━━━━━ Task input

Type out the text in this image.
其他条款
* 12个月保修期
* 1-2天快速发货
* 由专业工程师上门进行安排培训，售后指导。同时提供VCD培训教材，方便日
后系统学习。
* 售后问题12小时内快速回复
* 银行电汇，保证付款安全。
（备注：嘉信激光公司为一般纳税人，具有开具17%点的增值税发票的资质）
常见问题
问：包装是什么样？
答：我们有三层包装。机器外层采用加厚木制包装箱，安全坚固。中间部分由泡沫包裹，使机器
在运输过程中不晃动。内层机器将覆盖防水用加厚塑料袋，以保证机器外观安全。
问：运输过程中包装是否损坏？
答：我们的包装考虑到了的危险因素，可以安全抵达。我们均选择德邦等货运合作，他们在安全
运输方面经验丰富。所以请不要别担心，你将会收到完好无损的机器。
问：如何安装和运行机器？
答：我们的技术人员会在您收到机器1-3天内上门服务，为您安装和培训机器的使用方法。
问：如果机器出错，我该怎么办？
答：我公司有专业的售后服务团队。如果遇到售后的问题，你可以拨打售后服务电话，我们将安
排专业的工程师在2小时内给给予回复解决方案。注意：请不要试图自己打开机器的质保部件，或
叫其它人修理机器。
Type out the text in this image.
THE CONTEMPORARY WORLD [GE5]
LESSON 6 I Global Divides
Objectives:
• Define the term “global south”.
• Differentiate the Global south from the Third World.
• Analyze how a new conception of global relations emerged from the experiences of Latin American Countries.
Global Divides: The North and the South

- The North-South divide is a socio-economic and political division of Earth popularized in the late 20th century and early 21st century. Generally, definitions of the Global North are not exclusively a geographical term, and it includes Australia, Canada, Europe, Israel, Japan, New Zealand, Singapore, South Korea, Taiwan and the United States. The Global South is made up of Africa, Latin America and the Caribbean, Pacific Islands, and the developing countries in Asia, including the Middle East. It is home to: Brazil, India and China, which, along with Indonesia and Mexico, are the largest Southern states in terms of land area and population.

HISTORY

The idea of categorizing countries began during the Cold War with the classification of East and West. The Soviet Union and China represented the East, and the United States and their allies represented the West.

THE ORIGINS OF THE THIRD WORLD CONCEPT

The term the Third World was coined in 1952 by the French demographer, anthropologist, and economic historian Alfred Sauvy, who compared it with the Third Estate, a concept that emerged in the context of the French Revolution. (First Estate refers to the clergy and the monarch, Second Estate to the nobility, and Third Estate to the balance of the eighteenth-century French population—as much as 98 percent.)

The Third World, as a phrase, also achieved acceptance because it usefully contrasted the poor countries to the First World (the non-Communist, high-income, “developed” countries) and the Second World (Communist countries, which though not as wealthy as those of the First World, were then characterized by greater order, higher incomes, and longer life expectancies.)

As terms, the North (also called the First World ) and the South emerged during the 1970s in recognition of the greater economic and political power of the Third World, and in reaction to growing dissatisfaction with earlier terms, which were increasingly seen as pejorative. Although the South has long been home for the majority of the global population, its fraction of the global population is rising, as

━━━━━━━━━━

[Task objective] Copy the lines from the entries above in which the word "home" appears.

[Task solution]
- The North-South divide is a socio-economic and political division of Earth popularized in the late 20th century and early 21st century. Generally, definitions of the Global North are not exclusively a geographical term, and it includes Australia, Canada, Europe, Israel, Japan, New Zealand, Singapore, South Korea, Taiwan and the United States. The Global South is made up of Africa, Latin America and the Caribbean, Pacific Islands, and the developing countries in Asia, including the Middle East. It is home to: Brazil, India and China, which, along with Indonesia and Mexico, are the largest Southern states in terms of land area and population.
As terms, the North (also called the First World ) and the South emerged during the 1970s in recognition of the greater economic and political power of the Third World, and in reaction to growing dissatisfaction with earlier terms, which were increasingly seen as pejorative. Although the South has long been home for the majority of the global population, its fraction of the global population is rising, as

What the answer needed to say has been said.